------ STORED ROWS
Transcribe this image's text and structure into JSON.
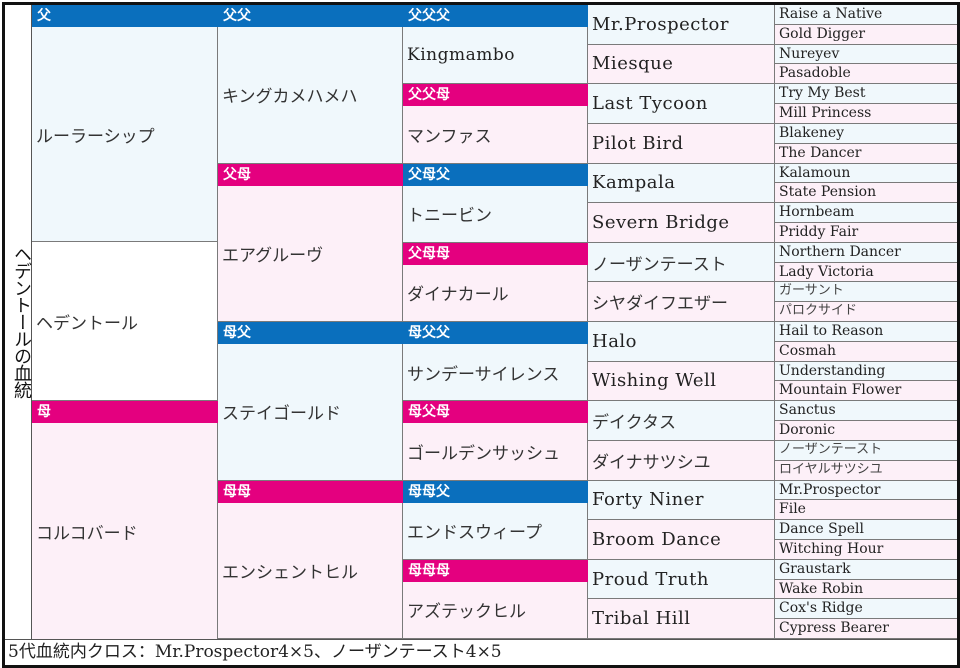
{
  "title": "ヘデントールの血統",
  "labels": {
    "s": "父",
    "d": "母",
    "ss": "父父",
    "sd": "父母",
    "ds": "母父",
    "dd": "母母",
    "sss": "父父父",
    "ssd": "父父母",
    "sds": "父母父",
    "sdd": "父母母",
    "dss": "母父父",
    "dsd": "母父母",
    "dds": "母母父",
    "ddd": "母母母"
  },
  "gen1": {
    "sire": "ルーラーシップ",
    "self": "ヘデントール",
    "dam": "コルコバード"
  },
  "gen2": [
    "キングカメハメハ",
    "エアグルーヴ",
    "ステイゴールド",
    "エンシェントヒル"
  ],
  "gen3": [
    "Kingmambo",
    "マンファス",
    "トニービン",
    "ダイナカール",
    "サンデーサイレンス",
    "ゴールデンサッシュ",
    "エンドスウィープ",
    "アズテックヒル"
  ],
  "gen4": [
    "Mr.Prospector",
    "Miesque",
    "Last Tycoon",
    "Pilot Bird",
    "Kampala",
    "Severn Bridge",
    "ノーザンテースト",
    "シヤダイフエザー",
    "Halo",
    "Wishing Well",
    "デイクタス",
    "ダイナサツシユ",
    "Forty Niner",
    "Broom Dance",
    "Proud Truth",
    "Tribal Hill"
  ],
  "gen5": [
    "Raise a Native",
    "Gold Digger",
    "Nureyev",
    "Pasadoble",
    "Try My Best",
    "Mill Princess",
    "Blakeney",
    "The Dancer",
    "Kalamoun",
    "State Pension",
    "Hornbeam",
    "Priddy Fair",
    "Northern Dancer",
    "Lady Victoria",
    "ガーサント",
    "パロクサイド",
    "Hail to Reason",
    "Cosmah",
    "Understanding",
    "Mountain Flower",
    "Sanctus",
    "Doronic",
    "ノーザンテースト",
    "ロイヤルサツシユ",
    "Mr.Prospector",
    "File",
    "Dance Spell",
    "Witching Hour",
    "Graustark",
    "Wake Robin",
    "Cox's Ridge",
    "Cypress Bearer"
  ],
  "footer": "5代血統内クロス：Mr.Prospector4×5、ノーザンテースト4×5",
  "colors": {
    "sire_header": "#0a6fbd",
    "dam_header": "#e4007f",
    "male_cell": "#f0f8fc",
    "female_cell": "#fdf0f8"
  }
}
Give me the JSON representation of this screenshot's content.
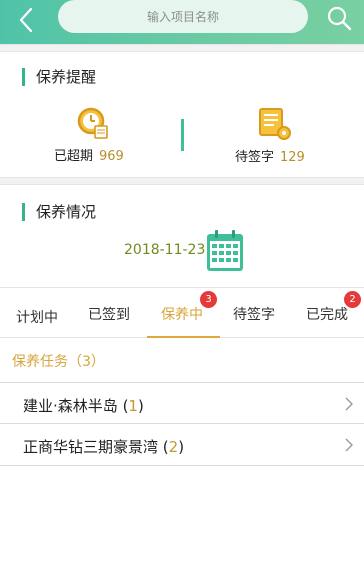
{
  "header": {
    "search_placeholder": "输入项目名称"
  },
  "reminder": {
    "title": "保养提醒",
    "overdue_label": "已超期",
    "overdue_count": "969",
    "to_sign_label": "待签字",
    "to_sign_count": "129"
  },
  "status": {
    "title": "保养情况",
    "date": "2018-11-23"
  },
  "tabs": [
    {
      "label": "计划中"
    },
    {
      "label": "已签到"
    },
    {
      "label": "保养中",
      "badge": "3"
    },
    {
      "label": "待签字"
    },
    {
      "label": "已完成",
      "badge": "2"
    }
  ],
  "tasks": {
    "header": "保养任务（3）",
    "items": [
      {
        "name": "建业·森林半岛",
        "open": "(",
        "count": "1",
        "close": ")"
      },
      {
        "name": "正商华钻三期豪景湾",
        "open": "(",
        "count": "2",
        "close": ")"
      }
    ]
  },
  "colors": {
    "header_start": "#4fc3a8",
    "header_end": "#79d0a2",
    "accent_green": "#35b48c",
    "accent_gold": "#d7a53a",
    "badge_red": "#e53a3a"
  }
}
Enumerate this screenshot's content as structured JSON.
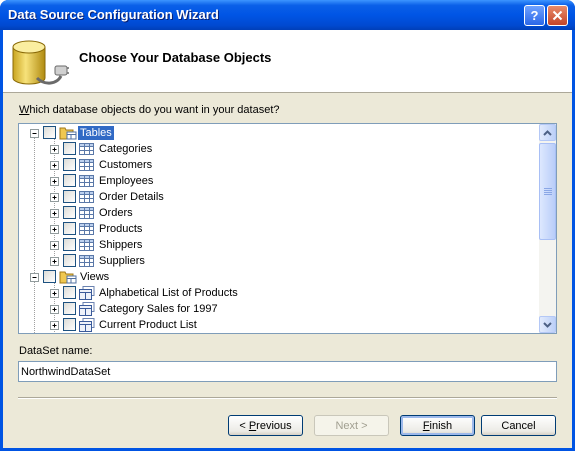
------------
REQUIRED TASK: Make an exact copy of every entry above, minus the images.

RESPONSE:
Transcribe this image's text and structure into JSON.
{
  "title": "ヘデントールの血統",
  "labels": {
    "s": "父",
    "d": "母",
    "ss": "父父",
    "sd": "父母",
    "ds": "母父",
    "dd": "母母",
    "sss": "父父父",
    "ssd": "父父母",
    "sds": "父母父",
    "sdd": "父母母",
    "dss": "母父父",
    "dsd": "母父母",
    "dds": "母母父",
    "ddd": "母母母"
  },
  "gen1": {
    "sire": "ルーラーシップ",
    "self": "ヘデントール",
    "dam": "コルコバード"
  },
  "gen2": [
    "キングカメハメハ",
    "エアグルーヴ",
    "ステイゴールド",
    "エンシェントヒル"
  ],
  "gen3": [
    "Kingmambo",
    "マンファス",
    "トニービン",
    "ダイナカール",
    "サンデーサイレンス",
    "ゴールデンサッシュ",
    "エンドスウィープ",
    "アズテックヒル"
  ],
  "gen4": [
    "Mr.Prospector",
    "Miesque",
    "Last Tycoon",
    "Pilot Bird",
    "Kampala",
    "Severn Bridge",
    "ノーザンテースト",
    "シヤダイフエザー",
    "Halo",
    "Wishing Well",
    "デイクタス",
    "ダイナサツシユ",
    "Forty Niner",
    "Broom Dance",
    "Proud Truth",
    "Tribal Hill"
  ],
  "gen5": [
    "Raise a Native",
    "Gold Digger",
    "Nureyev",
    "Pasadoble",
    "Try My Best",
    "Mill Princess",
    "Blakeney",
    "The Dancer",
    "Kalamoun",
    "State Pension",
    "Hornbeam",
    "Priddy Fair",
    "Northern Dancer",
    "Lady Victoria",
    "ガーサント",
    "パロクサイド",
    "Hail to Reason",
    "Cosmah",
    "Understanding",
    "Mountain Flower",
    "Sanctus",
    "Doronic",
    "ノーザンテースト",
    "ロイヤルサツシユ",
    "Mr.Prospector",
    "File",
    "Dance Spell",
    "Witching Hour",
    "Graustark",
    "Wake Robin",
    "Cox's Ridge",
    "Cypress Bearer"
  ],
  "footer": "5代血統内クロス：Mr.Prospector4×5、ノーザンテースト4×5",
  "colors": {
    "sire_header": "#0a6fbd",
    "dam_header": "#e4007f",
    "male_cell": "#f0f8fc",
    "female_cell": "#fdf0f8"
  }
}
Give me the JSON representation of this screenshot's content.
{
  "header": {
    "search_placeholder": "输入项目名称"
  },
  "reminder": {
    "title": "保养提醒",
    "overdue_label": "已超期",
    "overdue_count": "969",
    "to_sign_label": "待签字",
    "to_sign_count": "129"
  },
  "status": {
    "title": "保养情况",
    "date": "2018-11-23"
  },
  "tabs": [
    {
      "label": "计划中"
    },
    {
      "label": "已签到"
    },
    {
      "label": "保养中",
      "badge": "3"
    },
    {
      "label": "待签字"
    },
    {
      "label": "已完成",
      "badge": "2"
    }
  ],
  "tasks": {
    "header": "保养任务（3）",
    "items": [
      {
        "name": "建业·森林半岛",
        "open": "(",
        "count": "1",
        "close": ")"
      },
      {
        "name": "正商华钻三期豪景湾",
        "open": "(",
        "count": "2",
        "close": ")"
      }
    ]
  },
  "colors": {
    "header_start": "#4fc3a8",
    "header_end": "#79d0a2",
    "accent_green": "#35b48c",
    "accent_gold": "#d7a53a",
    "badge_red": "#e53a3a"
  }
}
Enumerate this screenshot's content as structured JSON.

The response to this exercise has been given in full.